### [Exercise prompt]
Output every entry exactly as written, but omit the pictures.

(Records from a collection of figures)
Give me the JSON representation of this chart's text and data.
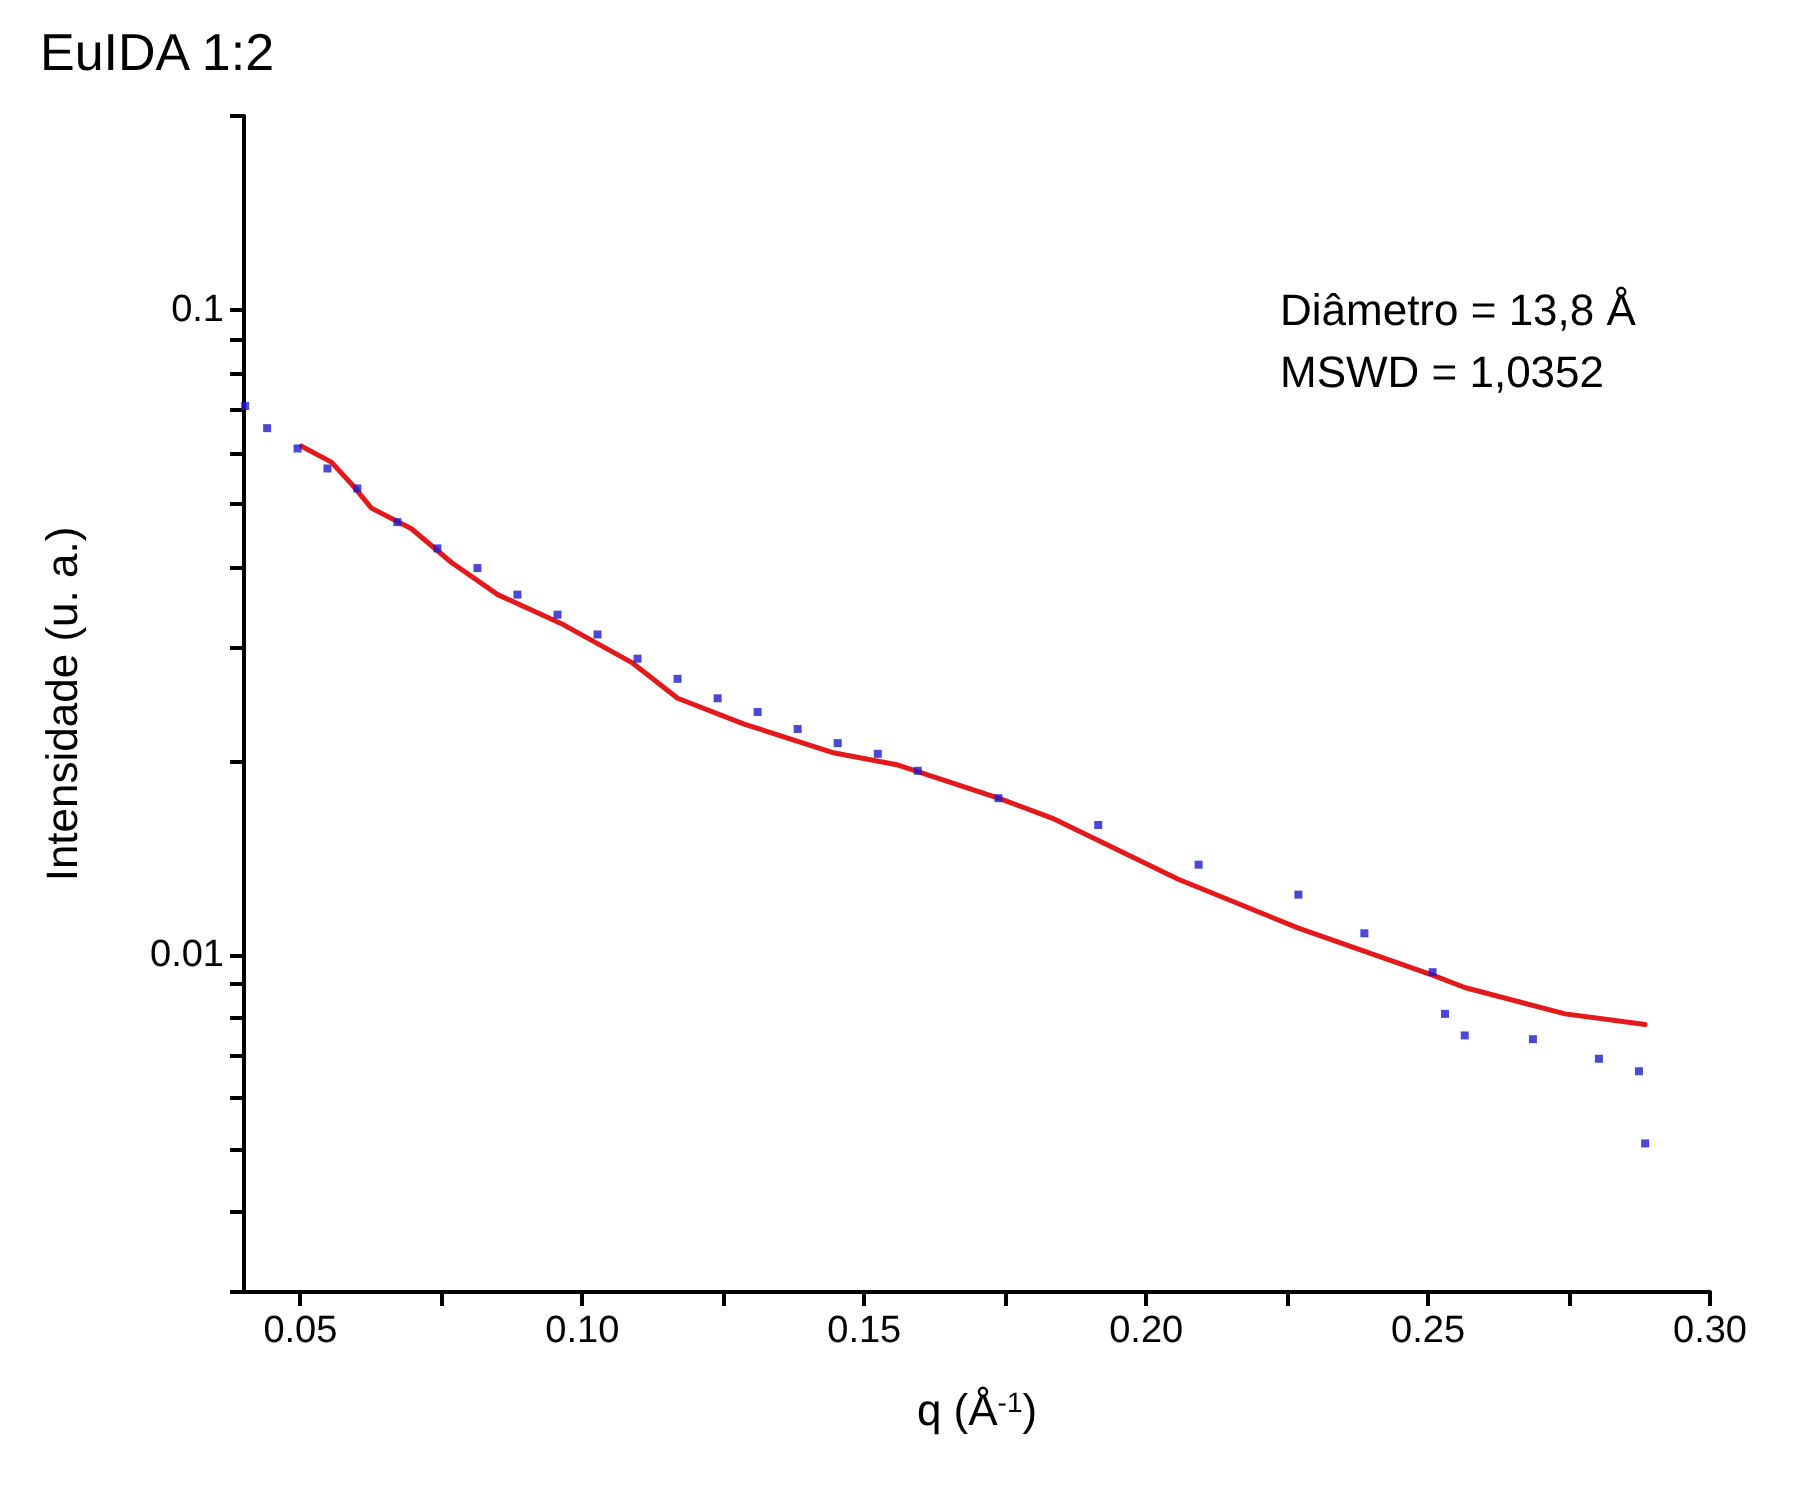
{
  "chart_data": {
    "type": "scatter",
    "title": "EuIDA 1:2",
    "xlabel": "q (Å$^{-1}$)",
    "ylabel": "Intensidade (u. a.)",
    "annotations": [
      "Diâmetro = 13,8 Å",
      "MSWD = 1,0352"
    ],
    "log": "y",
    "grid": false,
    "marker": "square",
    "xlim": [
      0.04,
      0.3
    ],
    "xticks": [
      {
        "value": 0.05,
        "label": "0.05"
      },
      {
        "value": 0.075,
        "label": null
      },
      {
        "value": 0.1,
        "label": "0.10"
      },
      {
        "value": 0.125,
        "label": null
      },
      {
        "value": 0.15,
        "label": "0.15"
      },
      {
        "value": 0.175,
        "label": null
      },
      {
        "value": 0.2,
        "label": "0.20"
      },
      {
        "value": 0.225,
        "label": null
      },
      {
        "value": 0.25,
        "label": "0.25"
      },
      {
        "value": 0.275,
        "label": null
      },
      {
        "value": 0.3,
        "label": "0.30"
      }
    ],
    "ylim": [
      0.003,
      0.2
    ],
    "yticks": [
      {
        "value": 0.003,
        "label": null
      },
      {
        "value": 0.004,
        "label": null
      },
      {
        "value": 0.005,
        "label": null
      },
      {
        "value": 0.006,
        "label": null
      },
      {
        "value": 0.007,
        "label": null
      },
      {
        "value": 0.008,
        "label": null
      },
      {
        "value": 0.009,
        "label": null
      },
      0.01,
      {
        "value": 0.02,
        "label": null
      },
      {
        "value": 0.03,
        "label": null
      },
      {
        "value": 0.04,
        "label": null
      },
      {
        "value": 0.05,
        "label": null
      },
      {
        "value": 0.06,
        "label": null
      },
      {
        "value": 0.07,
        "label": null
      },
      {
        "value": 0.08,
        "label": null
      },
      {
        "value": 0.09,
        "label": null
      },
      0.1,
      {
        "value": 0.2,
        "label": null
      }
    ],
    "series": [
      {
        "color": "#1c1ccc",
        "x": [
          0.0402,
          0.0441,
          0.0495,
          0.0548,
          0.0601,
          0.0672,
          0.0743,
          0.0814,
          0.0885,
          0.0956,
          0.1027,
          0.1098,
          0.1169,
          0.124,
          0.1311,
          0.1382,
          0.1453,
          0.1524,
          0.1595,
          0.1738,
          0.1915,
          0.2093,
          0.227,
          0.2387,
          0.2508,
          0.253,
          0.2565,
          0.2686,
          0.2803,
          0.2874,
          0.2885
        ],
        "values": [
          0.071,
          0.0656,
          0.061,
          0.0568,
          0.0529,
          0.0469,
          0.0427,
          0.0398,
          0.0362,
          0.0337,
          0.0314,
          0.0288,
          0.0268,
          0.025,
          0.0238,
          0.0224,
          0.0213,
          0.0205,
          0.0193,
          0.0175,
          0.0159,
          0.0138,
          0.0124,
          0.0108,
          0.0094,
          0.0081,
          0.0075,
          0.0074,
          0.0069,
          0.0066,
          0.0051
        ]
      },
      {
        "type": "line",
        "color": "#e3191c",
        "line_style": "solid",
        "marker": "none",
        "x": [
          0.0502,
          0.0555,
          0.0591,
          0.0626,
          0.0697,
          0.0768,
          0.085,
          0.0967,
          0.1088,
          0.1169,
          0.1287,
          0.1443,
          0.156,
          0.1738,
          0.1833,
          0.2057,
          0.227,
          0.2508,
          0.2565,
          0.2743,
          0.2885
        ],
        "values": [
          0.0615,
          0.0581,
          0.0537,
          0.0493,
          0.0458,
          0.0406,
          0.0362,
          0.0325,
          0.0284,
          0.025,
          0.0228,
          0.0206,
          0.0197,
          0.0175,
          0.0163,
          0.0131,
          0.011,
          0.0093,
          0.0089,
          0.0081,
          0.0078
        ]
      }
    ]
  }
}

### [Reply to the exercise]
Give me the JSON representation of this chart's text and data.
{
  "chart_data": {
    "type": "scatter",
    "title": "EuIDA 1:2",
    "xlabel": "q (Å$^{-1}$)",
    "ylabel": "Intensidade (u. a.)",
    "annotations": [
      "Diâmetro = 13,8 Å",
      "MSWD = 1,0352"
    ],
    "log": "y",
    "grid": false,
    "marker": "square",
    "xlim": [
      0.04,
      0.3
    ],
    "xticks": [
      {
        "value": 0.05,
        "label": "0.05"
      },
      {
        "value": 0.075,
        "label": null
      },
      {
        "value": 0.1,
        "label": "0.10"
      },
      {
        "value": 0.125,
        "label": null
      },
      {
        "value": 0.15,
        "label": "0.15"
      },
      {
        "value": 0.175,
        "label": null
      },
      {
        "value": 0.2,
        "label": "0.20"
      },
      {
        "value": 0.225,
        "label": null
      },
      {
        "value": 0.25,
        "label": "0.25"
      },
      {
        "value": 0.275,
        "label": null
      },
      {
        "value": 0.3,
        "label": "0.30"
      }
    ],
    "ylim": [
      0.003,
      0.2
    ],
    "yticks": [
      {
        "value": 0.003,
        "label": null
      },
      {
        "value": 0.004,
        "label": null
      },
      {
        "value": 0.005,
        "label": null
      },
      {
        "value": 0.006,
        "label": null
      },
      {
        "value": 0.007,
        "label": null
      },
      {
        "value": 0.008,
        "label": null
      },
      {
        "value": 0.009,
        "label": null
      },
      0.01,
      {
        "value": 0.02,
        "label": null
      },
      {
        "value": 0.03,
        "label": null
      },
      {
        "value": 0.04,
        "label": null
      },
      {
        "value": 0.05,
        "label": null
      },
      {
        "value": 0.06,
        "label": null
      },
      {
        "value": 0.07,
        "label": null
      },
      {
        "value": 0.08,
        "label": null
      },
      {
        "value": 0.09,
        "label": null
      },
      0.1,
      {
        "value": 0.2,
        "label": null
      }
    ],
    "series": [
      {
        "color": "#1c1ccc",
        "x": [
          0.0402,
          0.0441,
          0.0495,
          0.0548,
          0.0601,
          0.0672,
          0.0743,
          0.0814,
          0.0885,
          0.0956,
          0.1027,
          0.1098,
          0.1169,
          0.124,
          0.1311,
          0.1382,
          0.1453,
          0.1524,
          0.1595,
          0.1738,
          0.1915,
          0.2093,
          0.227,
          0.2387,
          0.2508,
          0.253,
          0.2565,
          0.2686,
          0.2803,
          0.2874,
          0.2885
        ],
        "values": [
          0.071,
          0.0656,
          0.061,
          0.0568,
          0.0529,
          0.0469,
          0.0427,
          0.0398,
          0.0362,
          0.0337,
          0.0314,
          0.0288,
          0.0268,
          0.025,
          0.0238,
          0.0224,
          0.0213,
          0.0205,
          0.0193,
          0.0175,
          0.0159,
          0.0138,
          0.0124,
          0.0108,
          0.0094,
          0.0081,
          0.0075,
          0.0074,
          0.0069,
          0.0066,
          0.0051
        ]
      },
      {
        "type": "line",
        "color": "#e3191c",
        "line_style": "solid",
        "marker": "none",
        "x": [
          0.0502,
          0.0555,
          0.0591,
          0.0626,
          0.0697,
          0.0768,
          0.085,
          0.0967,
          0.1088,
          0.1169,
          0.1287,
          0.1443,
          0.156,
          0.1738,
          0.1833,
          0.2057,
          0.227,
          0.2508,
          0.2565,
          0.2743,
          0.2885
        ],
        "values": [
          0.0615,
          0.0581,
          0.0537,
          0.0493,
          0.0458,
          0.0406,
          0.0362,
          0.0325,
          0.0284,
          0.025,
          0.0228,
          0.0206,
          0.0197,
          0.0175,
          0.0163,
          0.0131,
          0.011,
          0.0093,
          0.0089,
          0.0081,
          0.0078
        ]
      }
    ]
  }
}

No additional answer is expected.